Task statement - Rewrite the records below with every "Birthday" changed to "Anniversary", leaving everything else unchanged.

Supplied entries -
* begin *

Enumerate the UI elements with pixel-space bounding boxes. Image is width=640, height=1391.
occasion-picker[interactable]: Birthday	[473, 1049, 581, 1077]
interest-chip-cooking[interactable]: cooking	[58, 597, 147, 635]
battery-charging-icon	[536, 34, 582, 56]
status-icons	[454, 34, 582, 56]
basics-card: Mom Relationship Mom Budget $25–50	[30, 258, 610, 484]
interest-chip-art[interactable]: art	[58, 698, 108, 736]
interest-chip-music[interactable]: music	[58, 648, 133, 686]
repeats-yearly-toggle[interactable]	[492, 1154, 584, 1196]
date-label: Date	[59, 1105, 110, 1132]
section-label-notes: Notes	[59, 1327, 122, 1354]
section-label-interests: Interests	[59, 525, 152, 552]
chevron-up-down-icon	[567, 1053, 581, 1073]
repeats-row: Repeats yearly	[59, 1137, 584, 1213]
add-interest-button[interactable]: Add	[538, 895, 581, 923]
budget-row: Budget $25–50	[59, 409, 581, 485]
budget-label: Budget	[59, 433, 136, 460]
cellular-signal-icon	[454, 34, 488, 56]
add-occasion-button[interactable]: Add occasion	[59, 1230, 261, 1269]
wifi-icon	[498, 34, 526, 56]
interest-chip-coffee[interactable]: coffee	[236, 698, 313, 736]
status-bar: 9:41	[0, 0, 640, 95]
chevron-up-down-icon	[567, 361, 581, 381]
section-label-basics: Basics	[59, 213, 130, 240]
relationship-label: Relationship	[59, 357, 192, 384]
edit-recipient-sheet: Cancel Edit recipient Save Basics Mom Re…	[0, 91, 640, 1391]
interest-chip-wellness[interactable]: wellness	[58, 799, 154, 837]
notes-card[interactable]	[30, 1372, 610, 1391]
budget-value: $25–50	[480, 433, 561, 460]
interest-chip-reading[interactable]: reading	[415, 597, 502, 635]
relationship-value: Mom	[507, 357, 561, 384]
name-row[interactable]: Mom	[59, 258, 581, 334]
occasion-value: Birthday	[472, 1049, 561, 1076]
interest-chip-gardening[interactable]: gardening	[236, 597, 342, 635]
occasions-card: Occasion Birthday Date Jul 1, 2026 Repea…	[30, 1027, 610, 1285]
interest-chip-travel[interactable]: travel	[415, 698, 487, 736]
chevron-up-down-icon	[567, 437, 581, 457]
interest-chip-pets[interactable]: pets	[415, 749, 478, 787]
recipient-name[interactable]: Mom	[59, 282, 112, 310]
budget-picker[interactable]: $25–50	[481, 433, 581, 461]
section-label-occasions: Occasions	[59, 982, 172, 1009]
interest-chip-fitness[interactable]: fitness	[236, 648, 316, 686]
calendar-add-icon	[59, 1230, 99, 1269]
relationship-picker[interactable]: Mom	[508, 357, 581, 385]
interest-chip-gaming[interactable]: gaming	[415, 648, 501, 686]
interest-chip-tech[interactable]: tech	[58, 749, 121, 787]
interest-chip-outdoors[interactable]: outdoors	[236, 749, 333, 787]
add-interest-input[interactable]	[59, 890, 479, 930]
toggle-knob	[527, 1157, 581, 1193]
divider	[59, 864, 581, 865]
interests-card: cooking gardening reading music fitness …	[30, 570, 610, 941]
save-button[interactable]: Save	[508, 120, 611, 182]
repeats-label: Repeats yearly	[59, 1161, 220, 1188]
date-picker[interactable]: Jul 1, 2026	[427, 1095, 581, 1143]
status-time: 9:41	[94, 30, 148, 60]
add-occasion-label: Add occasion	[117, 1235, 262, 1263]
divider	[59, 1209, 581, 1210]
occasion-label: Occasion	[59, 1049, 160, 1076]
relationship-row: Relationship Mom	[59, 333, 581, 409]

* end *

Task answer -
Enumerate the UI elements with pixel-space bounding boxes. Image is width=640, height=1391.
occasion-picker[interactable]: Anniversary	[473, 1049, 581, 1077]
interest-chip-cooking[interactable]: cooking	[58, 597, 147, 635]
battery-charging-icon	[536, 34, 582, 56]
status-icons	[454, 34, 582, 56]
basics-card: Mom Relationship Mom Budget $25–50	[30, 258, 610, 484]
interest-chip-art[interactable]: art	[58, 698, 108, 736]
interest-chip-music[interactable]: music	[58, 648, 133, 686]
repeats-yearly-toggle[interactable]	[492, 1154, 584, 1196]
date-label: Date	[59, 1105, 110, 1132]
section-label-notes: Notes	[59, 1327, 122, 1354]
section-label-interests: Interests	[59, 525, 152, 552]
chevron-up-down-icon	[567, 1053, 581, 1073]
repeats-row: Repeats yearly	[59, 1137, 584, 1213]
add-interest-button[interactable]: Add	[538, 895, 581, 923]
budget-row: Budget $25–50	[59, 409, 581, 485]
budget-label: Budget	[59, 433, 136, 460]
cellular-signal-icon	[454, 34, 488, 56]
add-occasion-button[interactable]: Add occasion	[59, 1230, 261, 1269]
wifi-icon	[498, 34, 526, 56]
interest-chip-coffee[interactable]: coffee	[236, 698, 313, 736]
status-bar: 9:41	[0, 0, 640, 95]
chevron-up-down-icon	[567, 361, 581, 381]
section-label-basics: Basics	[59, 213, 130, 240]
relationship-label: Relationship	[59, 357, 192, 384]
edit-recipient-sheet: Cancel Edit recipient Save Basics Mom Re…	[0, 91, 640, 1391]
interest-chip-wellness[interactable]: wellness	[58, 799, 154, 837]
notes-card[interactable]	[30, 1372, 610, 1391]
budget-value: $25–50	[480, 433, 561, 460]
interest-chip-reading[interactable]: reading	[415, 597, 502, 635]
relationship-value: Mom	[507, 357, 561, 384]
name-row[interactable]: Mom	[59, 258, 581, 334]
occasion-value: Anniversary	[472, 1049, 561, 1076]
interest-chip-gardening[interactable]: gardening	[236, 597, 342, 635]
occasions-card: Occasion Anniversary Date Jul 1, 2026 Repea…	[30, 1027, 610, 1285]
interest-chip-travel[interactable]: travel	[415, 698, 487, 736]
chevron-up-down-icon	[567, 437, 581, 457]
interest-chip-pets[interactable]: pets	[415, 749, 478, 787]
recipient-name[interactable]: Mom	[59, 282, 112, 310]
budget-picker[interactable]: $25–50	[481, 433, 581, 461]
section-label-occasions: Occasions	[59, 982, 172, 1009]
interest-chip-fitness[interactable]: fitness	[236, 648, 316, 686]
calendar-add-icon	[59, 1230, 99, 1269]
relationship-picker[interactable]: Mom	[508, 357, 581, 385]
interest-chip-gaming[interactable]: gaming	[415, 648, 501, 686]
interest-chip-tech[interactable]: tech	[58, 749, 121, 787]
interest-chip-outdoors[interactable]: outdoors	[236, 749, 333, 787]
add-interest-input[interactable]	[59, 890, 479, 930]
toggle-knob	[527, 1157, 581, 1193]
divider	[59, 864, 581, 865]
interests-card: cooking gardening reading music fitness …	[30, 570, 610, 941]
save-button[interactable]: Save	[508, 120, 611, 182]
repeats-label: Repeats yearly	[59, 1161, 220, 1188]
date-picker[interactable]: Jul 1, 2026	[427, 1095, 581, 1143]
status-time: 9:41	[94, 30, 148, 60]
add-occasion-label: Add occasion	[117, 1235, 262, 1263]
divider	[59, 1209, 581, 1210]
occasion-label: Occasion	[59, 1049, 160, 1076]
relationship-row: Relationship Mom	[59, 333, 581, 409]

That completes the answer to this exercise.